Task requirements. Gather the lines that hold the string "Parigi".
## Start
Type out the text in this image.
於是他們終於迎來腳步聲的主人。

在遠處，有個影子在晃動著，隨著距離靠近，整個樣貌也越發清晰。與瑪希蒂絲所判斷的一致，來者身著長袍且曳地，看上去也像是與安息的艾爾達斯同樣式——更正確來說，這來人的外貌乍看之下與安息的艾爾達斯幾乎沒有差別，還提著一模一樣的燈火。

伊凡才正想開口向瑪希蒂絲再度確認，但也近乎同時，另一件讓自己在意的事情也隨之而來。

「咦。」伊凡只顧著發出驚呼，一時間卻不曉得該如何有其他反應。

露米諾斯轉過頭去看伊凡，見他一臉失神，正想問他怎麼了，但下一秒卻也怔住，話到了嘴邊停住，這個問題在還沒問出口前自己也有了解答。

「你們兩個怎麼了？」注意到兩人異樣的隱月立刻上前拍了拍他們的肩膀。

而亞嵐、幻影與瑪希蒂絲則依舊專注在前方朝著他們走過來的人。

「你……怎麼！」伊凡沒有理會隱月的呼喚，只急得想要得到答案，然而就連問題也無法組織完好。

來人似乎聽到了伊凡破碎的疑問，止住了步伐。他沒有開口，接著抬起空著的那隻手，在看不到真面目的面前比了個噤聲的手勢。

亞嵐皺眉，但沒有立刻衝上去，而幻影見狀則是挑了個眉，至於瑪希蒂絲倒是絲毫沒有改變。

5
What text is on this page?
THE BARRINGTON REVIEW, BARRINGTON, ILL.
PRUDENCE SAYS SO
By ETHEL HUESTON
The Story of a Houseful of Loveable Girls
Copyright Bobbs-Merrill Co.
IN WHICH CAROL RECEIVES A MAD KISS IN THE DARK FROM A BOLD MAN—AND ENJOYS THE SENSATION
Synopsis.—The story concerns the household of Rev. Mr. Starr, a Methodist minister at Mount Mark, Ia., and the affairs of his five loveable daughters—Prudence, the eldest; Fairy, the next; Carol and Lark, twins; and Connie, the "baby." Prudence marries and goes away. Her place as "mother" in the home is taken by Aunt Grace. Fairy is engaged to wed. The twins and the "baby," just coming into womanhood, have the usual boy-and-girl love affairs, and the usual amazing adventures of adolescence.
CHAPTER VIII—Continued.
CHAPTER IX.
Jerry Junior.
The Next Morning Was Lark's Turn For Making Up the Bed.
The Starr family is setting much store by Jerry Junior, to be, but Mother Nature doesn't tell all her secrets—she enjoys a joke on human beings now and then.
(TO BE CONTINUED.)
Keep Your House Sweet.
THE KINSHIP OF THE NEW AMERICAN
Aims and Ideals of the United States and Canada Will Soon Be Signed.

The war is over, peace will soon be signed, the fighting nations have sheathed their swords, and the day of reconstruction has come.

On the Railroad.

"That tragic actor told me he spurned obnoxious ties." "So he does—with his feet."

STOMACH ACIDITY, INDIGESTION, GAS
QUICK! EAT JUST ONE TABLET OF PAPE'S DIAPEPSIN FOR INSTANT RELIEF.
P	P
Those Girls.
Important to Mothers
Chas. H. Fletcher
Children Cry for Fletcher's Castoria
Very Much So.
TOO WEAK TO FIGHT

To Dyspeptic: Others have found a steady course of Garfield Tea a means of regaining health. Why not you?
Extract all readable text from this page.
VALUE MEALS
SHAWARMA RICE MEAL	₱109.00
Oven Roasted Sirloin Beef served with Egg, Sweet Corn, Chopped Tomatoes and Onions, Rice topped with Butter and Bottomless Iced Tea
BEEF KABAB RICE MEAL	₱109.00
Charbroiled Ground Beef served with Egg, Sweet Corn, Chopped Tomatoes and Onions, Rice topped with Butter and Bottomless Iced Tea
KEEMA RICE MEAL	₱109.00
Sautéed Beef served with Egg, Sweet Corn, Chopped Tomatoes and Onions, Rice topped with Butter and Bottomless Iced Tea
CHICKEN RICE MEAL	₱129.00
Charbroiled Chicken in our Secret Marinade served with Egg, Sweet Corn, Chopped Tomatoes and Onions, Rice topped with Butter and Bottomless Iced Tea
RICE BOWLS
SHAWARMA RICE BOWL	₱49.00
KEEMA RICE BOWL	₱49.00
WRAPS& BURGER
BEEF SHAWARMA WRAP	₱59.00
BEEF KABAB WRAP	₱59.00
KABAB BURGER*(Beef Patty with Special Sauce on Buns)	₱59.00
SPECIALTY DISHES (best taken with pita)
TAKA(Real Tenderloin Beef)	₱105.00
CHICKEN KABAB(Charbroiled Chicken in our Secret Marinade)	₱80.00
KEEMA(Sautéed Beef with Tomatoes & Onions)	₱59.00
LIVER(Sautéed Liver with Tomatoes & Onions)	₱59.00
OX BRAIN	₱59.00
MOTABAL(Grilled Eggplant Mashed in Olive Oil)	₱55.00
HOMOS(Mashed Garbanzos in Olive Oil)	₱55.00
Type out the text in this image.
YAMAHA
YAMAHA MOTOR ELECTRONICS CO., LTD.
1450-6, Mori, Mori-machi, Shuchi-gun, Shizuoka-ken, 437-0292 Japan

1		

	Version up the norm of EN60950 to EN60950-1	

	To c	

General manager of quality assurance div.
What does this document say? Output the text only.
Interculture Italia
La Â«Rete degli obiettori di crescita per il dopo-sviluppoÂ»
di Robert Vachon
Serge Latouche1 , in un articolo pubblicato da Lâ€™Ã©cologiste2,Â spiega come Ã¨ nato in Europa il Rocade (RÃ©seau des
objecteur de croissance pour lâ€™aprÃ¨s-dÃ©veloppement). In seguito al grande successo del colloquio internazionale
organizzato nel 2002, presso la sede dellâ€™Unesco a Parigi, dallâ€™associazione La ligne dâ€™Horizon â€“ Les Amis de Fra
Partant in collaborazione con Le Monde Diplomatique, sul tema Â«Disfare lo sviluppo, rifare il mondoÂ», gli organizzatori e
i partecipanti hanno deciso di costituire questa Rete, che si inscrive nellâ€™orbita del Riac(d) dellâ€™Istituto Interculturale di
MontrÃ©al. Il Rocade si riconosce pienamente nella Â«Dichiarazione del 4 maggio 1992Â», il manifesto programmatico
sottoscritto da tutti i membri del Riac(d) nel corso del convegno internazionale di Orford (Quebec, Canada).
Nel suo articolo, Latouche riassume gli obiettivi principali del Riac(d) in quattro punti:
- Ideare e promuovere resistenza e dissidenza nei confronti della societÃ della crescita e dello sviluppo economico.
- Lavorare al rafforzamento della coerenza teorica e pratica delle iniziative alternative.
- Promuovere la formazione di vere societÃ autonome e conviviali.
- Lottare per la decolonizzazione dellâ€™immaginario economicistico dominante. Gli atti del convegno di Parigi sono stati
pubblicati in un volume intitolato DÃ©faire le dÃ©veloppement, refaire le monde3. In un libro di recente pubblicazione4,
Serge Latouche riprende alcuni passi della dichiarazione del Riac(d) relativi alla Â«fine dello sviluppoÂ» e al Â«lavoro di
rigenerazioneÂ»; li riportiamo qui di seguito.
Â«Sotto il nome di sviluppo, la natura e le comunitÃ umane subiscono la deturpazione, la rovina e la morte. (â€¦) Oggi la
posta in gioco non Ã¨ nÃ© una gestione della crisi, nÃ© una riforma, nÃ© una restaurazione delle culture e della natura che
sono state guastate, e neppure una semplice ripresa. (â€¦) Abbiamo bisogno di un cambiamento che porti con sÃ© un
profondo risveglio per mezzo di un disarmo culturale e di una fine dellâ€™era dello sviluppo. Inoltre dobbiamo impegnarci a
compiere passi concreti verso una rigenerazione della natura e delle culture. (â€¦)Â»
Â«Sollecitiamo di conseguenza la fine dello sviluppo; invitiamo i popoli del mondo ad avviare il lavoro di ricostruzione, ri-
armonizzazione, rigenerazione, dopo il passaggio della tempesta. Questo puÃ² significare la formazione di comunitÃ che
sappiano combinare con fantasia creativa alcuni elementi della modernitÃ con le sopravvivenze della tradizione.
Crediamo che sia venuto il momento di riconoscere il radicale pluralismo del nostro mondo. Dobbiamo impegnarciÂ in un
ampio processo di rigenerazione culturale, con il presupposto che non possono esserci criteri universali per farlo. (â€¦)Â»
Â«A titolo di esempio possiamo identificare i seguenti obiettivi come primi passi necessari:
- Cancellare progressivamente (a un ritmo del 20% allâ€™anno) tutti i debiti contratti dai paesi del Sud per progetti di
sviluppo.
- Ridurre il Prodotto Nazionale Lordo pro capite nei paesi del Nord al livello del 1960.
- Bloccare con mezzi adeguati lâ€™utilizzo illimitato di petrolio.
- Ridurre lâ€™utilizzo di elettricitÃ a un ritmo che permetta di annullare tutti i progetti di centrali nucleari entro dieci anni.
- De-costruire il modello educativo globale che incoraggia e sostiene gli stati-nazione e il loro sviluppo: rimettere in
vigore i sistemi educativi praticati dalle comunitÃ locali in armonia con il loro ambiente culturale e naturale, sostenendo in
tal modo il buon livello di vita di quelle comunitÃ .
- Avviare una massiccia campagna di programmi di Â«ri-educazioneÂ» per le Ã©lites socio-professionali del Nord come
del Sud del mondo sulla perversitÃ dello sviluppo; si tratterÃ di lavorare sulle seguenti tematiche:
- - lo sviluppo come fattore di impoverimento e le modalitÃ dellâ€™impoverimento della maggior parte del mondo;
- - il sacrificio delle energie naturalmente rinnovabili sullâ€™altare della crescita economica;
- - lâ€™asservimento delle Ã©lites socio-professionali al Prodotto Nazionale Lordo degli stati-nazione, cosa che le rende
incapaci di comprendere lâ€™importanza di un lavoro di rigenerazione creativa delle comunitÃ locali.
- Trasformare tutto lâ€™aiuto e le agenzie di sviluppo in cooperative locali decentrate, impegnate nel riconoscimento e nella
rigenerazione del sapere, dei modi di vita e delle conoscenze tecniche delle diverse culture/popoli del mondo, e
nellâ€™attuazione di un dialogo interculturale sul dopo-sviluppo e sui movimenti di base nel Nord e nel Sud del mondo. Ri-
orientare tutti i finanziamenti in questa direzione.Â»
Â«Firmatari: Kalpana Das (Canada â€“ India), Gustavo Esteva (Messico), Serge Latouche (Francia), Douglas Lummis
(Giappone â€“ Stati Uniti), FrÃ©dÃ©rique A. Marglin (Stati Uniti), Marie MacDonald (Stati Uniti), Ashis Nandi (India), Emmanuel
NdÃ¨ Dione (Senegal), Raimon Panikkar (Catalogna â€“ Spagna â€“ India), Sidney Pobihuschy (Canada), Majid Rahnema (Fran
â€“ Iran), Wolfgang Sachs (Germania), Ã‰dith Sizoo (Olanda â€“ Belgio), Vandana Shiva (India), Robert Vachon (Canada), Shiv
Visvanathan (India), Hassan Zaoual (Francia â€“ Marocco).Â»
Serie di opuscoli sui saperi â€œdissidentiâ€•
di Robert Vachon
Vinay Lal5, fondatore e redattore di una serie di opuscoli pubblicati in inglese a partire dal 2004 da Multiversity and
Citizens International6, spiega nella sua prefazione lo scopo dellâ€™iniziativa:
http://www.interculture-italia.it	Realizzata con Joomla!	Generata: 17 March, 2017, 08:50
## End
Solution to this exercise.
organizzato nel 2002, presso la sede dellâ€™Unesco a Parigi, dallâ€™associazione La ligne dâ€™Horizon â€“ Les Amis de Fra
- Lottare per la decolonizzazione dellâ€™immaginario economicistico dominante. Gli atti del convegno di Parigi sono stati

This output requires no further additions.